What the task requires => Convert the records into a Markdown table with the columns Row and Entry, from the first line through the line containing "plot-area — [264, 117, 2455, 1125]", both included. Number each line in Row, and leave out blank lines.

─── Records for this task

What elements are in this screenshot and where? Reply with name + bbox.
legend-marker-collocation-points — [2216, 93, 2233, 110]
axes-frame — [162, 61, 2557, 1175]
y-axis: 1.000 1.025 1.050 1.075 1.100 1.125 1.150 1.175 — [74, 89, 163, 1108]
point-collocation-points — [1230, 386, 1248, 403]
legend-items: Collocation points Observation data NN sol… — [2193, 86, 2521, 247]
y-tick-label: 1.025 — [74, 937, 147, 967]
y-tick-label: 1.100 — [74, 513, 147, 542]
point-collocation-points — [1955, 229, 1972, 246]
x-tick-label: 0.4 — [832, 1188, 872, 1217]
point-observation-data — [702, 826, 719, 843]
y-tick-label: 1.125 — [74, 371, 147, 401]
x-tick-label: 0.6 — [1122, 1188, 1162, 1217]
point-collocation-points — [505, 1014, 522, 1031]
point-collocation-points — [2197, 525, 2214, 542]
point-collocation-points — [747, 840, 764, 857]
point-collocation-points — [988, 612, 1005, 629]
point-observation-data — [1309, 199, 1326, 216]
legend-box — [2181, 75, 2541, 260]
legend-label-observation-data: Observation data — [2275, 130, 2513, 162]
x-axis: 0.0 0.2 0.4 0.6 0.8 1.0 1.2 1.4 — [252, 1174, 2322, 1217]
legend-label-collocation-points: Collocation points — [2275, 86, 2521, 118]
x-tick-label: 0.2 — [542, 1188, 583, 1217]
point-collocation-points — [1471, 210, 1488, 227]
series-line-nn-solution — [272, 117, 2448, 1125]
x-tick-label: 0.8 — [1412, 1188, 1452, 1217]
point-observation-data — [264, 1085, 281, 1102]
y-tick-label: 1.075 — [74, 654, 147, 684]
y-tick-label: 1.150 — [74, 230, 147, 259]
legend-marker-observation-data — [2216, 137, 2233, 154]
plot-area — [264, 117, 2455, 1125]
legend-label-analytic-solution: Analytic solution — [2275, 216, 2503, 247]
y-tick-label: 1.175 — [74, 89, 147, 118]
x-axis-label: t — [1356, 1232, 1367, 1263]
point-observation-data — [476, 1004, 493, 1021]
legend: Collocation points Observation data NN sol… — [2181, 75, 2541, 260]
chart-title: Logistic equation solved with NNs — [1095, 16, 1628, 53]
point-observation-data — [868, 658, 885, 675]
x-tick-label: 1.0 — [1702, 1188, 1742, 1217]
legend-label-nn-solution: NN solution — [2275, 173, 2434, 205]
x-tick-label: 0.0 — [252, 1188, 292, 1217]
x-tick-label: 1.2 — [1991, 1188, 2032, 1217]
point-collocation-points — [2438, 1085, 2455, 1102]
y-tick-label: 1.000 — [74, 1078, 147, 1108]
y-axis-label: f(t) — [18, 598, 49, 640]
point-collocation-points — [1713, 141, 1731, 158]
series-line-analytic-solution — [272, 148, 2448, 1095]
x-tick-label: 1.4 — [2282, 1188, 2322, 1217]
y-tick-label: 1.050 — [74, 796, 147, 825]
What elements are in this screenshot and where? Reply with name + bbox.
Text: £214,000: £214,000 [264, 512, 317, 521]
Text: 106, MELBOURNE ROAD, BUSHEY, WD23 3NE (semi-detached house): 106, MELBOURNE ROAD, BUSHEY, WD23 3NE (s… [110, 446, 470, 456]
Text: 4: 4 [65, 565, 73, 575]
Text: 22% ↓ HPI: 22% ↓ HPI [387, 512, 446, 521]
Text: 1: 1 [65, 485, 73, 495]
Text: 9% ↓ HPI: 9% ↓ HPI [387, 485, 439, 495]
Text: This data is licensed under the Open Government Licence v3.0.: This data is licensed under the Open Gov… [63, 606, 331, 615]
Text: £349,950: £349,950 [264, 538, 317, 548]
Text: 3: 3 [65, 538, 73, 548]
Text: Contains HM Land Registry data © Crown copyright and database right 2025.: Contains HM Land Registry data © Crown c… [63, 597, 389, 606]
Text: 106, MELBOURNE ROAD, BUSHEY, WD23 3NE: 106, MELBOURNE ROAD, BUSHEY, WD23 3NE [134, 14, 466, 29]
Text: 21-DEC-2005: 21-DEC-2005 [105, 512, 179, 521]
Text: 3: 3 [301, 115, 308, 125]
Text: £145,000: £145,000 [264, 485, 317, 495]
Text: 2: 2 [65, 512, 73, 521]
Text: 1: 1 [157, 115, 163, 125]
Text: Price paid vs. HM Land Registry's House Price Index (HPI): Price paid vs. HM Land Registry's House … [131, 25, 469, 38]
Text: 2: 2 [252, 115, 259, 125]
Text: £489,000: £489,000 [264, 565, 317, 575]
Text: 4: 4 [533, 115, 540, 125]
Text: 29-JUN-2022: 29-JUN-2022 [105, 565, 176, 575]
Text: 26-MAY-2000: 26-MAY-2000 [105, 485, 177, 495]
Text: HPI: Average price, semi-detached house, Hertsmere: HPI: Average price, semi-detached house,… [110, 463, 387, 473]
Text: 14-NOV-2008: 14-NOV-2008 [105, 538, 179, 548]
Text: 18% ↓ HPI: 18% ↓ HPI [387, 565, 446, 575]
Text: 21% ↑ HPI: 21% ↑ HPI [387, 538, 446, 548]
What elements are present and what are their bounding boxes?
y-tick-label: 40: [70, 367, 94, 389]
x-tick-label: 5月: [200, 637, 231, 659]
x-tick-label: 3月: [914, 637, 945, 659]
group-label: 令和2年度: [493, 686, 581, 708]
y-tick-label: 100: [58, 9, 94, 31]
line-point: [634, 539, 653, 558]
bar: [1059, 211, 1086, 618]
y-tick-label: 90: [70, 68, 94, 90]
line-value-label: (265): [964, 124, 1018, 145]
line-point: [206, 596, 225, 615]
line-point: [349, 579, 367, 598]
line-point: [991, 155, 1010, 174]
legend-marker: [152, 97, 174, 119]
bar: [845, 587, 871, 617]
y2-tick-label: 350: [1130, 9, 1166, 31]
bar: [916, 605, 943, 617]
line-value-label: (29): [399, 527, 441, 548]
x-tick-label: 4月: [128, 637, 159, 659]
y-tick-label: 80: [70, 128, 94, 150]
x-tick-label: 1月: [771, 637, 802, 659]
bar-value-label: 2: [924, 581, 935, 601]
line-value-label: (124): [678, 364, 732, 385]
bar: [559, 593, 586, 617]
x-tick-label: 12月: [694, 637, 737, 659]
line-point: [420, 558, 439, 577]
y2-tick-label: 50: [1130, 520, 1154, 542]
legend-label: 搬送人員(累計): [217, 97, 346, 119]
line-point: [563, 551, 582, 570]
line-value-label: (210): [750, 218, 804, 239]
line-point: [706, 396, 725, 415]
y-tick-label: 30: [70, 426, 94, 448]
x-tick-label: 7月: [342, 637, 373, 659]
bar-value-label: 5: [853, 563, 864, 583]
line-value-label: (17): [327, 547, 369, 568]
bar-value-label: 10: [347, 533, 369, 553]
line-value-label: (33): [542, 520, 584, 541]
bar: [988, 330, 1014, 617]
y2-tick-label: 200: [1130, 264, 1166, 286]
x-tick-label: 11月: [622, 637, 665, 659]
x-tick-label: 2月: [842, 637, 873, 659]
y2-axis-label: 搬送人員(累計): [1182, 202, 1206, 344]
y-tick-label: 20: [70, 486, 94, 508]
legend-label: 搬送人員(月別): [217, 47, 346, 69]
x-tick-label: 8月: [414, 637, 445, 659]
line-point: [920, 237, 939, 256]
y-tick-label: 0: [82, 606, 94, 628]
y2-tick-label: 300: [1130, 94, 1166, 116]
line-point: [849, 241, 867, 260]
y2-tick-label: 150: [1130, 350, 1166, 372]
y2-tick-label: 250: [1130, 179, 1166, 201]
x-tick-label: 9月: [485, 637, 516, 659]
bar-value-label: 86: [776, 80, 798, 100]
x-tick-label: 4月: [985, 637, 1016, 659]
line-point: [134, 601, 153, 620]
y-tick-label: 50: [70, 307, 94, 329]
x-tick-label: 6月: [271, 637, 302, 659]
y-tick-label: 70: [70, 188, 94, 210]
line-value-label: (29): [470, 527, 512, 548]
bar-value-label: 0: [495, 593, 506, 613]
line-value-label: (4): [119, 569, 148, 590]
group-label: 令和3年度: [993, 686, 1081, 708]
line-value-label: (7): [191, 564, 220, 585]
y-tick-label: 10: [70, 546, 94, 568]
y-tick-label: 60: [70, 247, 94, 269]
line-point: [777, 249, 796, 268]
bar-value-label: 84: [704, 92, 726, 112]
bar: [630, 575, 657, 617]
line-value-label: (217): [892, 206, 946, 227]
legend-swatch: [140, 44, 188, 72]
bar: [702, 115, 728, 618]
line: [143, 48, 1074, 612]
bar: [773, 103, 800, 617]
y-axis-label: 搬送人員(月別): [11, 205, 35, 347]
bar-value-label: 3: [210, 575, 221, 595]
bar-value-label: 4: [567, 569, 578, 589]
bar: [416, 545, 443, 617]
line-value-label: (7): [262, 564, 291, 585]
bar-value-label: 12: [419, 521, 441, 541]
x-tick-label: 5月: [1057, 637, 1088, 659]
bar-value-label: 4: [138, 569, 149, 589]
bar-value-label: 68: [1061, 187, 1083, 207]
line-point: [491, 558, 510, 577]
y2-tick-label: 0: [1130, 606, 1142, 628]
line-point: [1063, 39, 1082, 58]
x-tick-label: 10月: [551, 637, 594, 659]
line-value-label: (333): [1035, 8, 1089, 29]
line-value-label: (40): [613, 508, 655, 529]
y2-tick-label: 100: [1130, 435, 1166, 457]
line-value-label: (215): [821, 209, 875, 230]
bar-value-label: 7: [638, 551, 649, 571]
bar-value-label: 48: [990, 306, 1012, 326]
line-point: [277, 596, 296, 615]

──────

Finished task =>
| Row | Entry |
|---|---|
| 1 | What elements are in this screenshot and where? Reply with name + bbox. |
| 2 | legend-marker-collocation-points — [2216, 93, 2233, 110] |
| 3 | axes-frame — [162, 61, 2557, 1175] |
| 4 | y-axis: 1.000 1.025 1.050 1.075 1.100 1.125 1.150 1.175 — [74, 89, 163, 1108] |
| 5 | point-collocation-points — [1230, 386, 1248, 403] |
| 6 | legend-items: Collocation points Observation data NN sol… — [2193, 86, 2521, 247] |
| 7 | y-tick-label: 1.025 — [74, 937, 147, 967] |
| 8 | y-tick-label: 1.100 — [74, 513, 147, 542] |
| 9 | point-collocation-points — [1955, 229, 1972, 246] |
| 10 | x-tick-label: 0.4 — [832, 1188, 872, 1217] |
| 11 | point-observation-data — [702, 826, 719, 843] |
| 12 | y-tick-label: 1.125 — [74, 371, 147, 401] |
| 13 | x-tick-label: 0.6 — [1122, 1188, 1162, 1217] |
| 14 | point-collocation-points — [505, 1014, 522, 1031] |
| 15 | point-collocation-points — [2197, 525, 2214, 542] |
| 16 | point-collocation-points — [747, 840, 764, 857] |
| 17 | point-collocation-points — [988, 612, 1005, 629] |
| 18 | point-observation-data — [1309, 199, 1326, 216] |
| 19 | legend-box — [2181, 75, 2541, 260] |
| 20 | legend-label-observation-data: Observation data — [2275, 130, 2513, 162] |
| 21 | x-axis: 0.0 0.2 0.4 0.6 0.8 1.0 1.2 1.4 — [252, 1174, 2322, 1217] |
| 22 | legend-label-collocation-points: Collocation points — [2275, 86, 2521, 118] |
| 23 | x-tick-label: 0.2 — [542, 1188, 583, 1217] |
| 24 | point-collocation-points — [1471, 210, 1488, 227] |
| 25 | series-line-nn-solution — [272, 117, 2448, 1125] |
| 26 | x-tick-label: 0.8 — [1412, 1188, 1452, 1217] |
| 27 | point-observation-data — [264, 1085, 281, 1102] |
| 28 | y-tick-label: 1.075 — [74, 654, 147, 684] |
| 29 | y-tick-label: 1.150 — [74, 230, 147, 259] |
| 30 | legend-marker-observation-data — [2216, 137, 2233, 154] |
| 31 | plot-area — [264, 117, 2455, 1125] |